**Task directions:** Show all lines from the listing below that contain "this".
::::
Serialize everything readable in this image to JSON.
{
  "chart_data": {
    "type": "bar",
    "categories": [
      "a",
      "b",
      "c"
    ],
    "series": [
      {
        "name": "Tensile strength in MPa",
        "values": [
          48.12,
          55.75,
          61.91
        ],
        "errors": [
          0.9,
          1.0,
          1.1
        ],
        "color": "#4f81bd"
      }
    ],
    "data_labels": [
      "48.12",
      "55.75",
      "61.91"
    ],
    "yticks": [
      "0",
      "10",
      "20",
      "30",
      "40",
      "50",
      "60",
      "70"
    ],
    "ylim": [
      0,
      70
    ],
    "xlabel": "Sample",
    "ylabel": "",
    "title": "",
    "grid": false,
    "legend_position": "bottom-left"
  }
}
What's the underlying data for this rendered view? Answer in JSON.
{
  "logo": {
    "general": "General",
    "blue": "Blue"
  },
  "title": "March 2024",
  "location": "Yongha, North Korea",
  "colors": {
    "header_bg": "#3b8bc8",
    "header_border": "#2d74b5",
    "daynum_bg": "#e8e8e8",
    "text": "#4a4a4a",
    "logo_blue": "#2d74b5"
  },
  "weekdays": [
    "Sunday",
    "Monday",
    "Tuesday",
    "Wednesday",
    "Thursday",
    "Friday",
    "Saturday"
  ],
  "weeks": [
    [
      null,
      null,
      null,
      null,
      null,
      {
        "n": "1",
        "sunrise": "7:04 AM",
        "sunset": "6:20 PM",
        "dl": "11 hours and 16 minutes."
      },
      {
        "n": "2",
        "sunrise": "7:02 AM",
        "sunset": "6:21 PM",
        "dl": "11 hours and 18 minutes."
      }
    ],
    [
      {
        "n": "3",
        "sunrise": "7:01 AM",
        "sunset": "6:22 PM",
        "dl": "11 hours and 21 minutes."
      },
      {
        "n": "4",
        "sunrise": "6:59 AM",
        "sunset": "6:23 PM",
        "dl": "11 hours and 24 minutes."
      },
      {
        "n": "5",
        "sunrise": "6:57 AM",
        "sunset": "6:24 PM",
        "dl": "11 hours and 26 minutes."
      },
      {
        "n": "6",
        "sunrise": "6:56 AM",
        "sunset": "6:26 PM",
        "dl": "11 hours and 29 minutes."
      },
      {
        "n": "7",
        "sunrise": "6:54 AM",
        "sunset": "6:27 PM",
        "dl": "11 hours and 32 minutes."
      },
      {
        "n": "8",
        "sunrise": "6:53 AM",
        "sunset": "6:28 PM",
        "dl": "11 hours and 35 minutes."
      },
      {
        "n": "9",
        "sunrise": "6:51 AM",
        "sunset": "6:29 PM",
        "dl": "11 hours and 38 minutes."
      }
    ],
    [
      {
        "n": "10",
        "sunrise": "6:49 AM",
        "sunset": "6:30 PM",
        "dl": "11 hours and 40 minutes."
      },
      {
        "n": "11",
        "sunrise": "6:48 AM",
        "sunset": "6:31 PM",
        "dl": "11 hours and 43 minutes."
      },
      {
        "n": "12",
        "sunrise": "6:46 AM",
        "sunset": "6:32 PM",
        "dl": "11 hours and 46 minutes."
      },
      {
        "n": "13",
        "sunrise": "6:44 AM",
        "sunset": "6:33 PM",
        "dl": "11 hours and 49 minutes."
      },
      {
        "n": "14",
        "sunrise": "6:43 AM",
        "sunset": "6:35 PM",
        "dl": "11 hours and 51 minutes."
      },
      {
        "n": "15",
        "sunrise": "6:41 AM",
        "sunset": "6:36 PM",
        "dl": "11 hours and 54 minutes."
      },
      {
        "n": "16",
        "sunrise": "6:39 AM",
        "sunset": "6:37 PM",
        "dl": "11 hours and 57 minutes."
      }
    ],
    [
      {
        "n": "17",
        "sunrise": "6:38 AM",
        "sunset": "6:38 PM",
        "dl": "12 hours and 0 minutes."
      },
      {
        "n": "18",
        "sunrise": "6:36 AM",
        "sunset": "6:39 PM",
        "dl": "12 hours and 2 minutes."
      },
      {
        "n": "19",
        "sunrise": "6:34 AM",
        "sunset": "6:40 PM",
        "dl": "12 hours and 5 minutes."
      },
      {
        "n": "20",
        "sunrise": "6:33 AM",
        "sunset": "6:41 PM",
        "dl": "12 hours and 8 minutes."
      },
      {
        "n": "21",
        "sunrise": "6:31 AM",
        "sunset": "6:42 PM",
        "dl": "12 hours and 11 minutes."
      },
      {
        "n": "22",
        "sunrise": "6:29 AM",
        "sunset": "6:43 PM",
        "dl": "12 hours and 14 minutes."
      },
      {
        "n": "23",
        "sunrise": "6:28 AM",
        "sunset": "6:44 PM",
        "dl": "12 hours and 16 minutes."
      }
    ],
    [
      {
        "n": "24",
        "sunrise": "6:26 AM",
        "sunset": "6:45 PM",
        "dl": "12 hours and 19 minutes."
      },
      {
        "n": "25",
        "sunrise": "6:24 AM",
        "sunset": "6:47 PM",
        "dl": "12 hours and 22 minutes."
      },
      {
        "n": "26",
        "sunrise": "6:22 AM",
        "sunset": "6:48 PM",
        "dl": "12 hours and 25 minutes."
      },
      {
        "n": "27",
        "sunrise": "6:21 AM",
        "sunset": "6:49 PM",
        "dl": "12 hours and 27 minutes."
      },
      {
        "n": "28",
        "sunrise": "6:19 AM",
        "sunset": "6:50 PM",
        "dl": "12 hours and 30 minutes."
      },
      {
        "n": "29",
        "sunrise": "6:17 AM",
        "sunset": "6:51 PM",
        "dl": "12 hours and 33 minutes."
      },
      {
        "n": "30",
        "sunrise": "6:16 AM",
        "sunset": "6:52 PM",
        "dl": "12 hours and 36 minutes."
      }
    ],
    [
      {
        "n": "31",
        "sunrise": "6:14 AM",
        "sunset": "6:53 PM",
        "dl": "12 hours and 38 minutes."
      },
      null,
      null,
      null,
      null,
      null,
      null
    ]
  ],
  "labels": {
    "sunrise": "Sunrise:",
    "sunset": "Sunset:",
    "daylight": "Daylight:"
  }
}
::::
**Reply to the exercise:**
Serialize everything readable in this image to JSON.
What's the underlying data for this rendered view? Answer in JSON.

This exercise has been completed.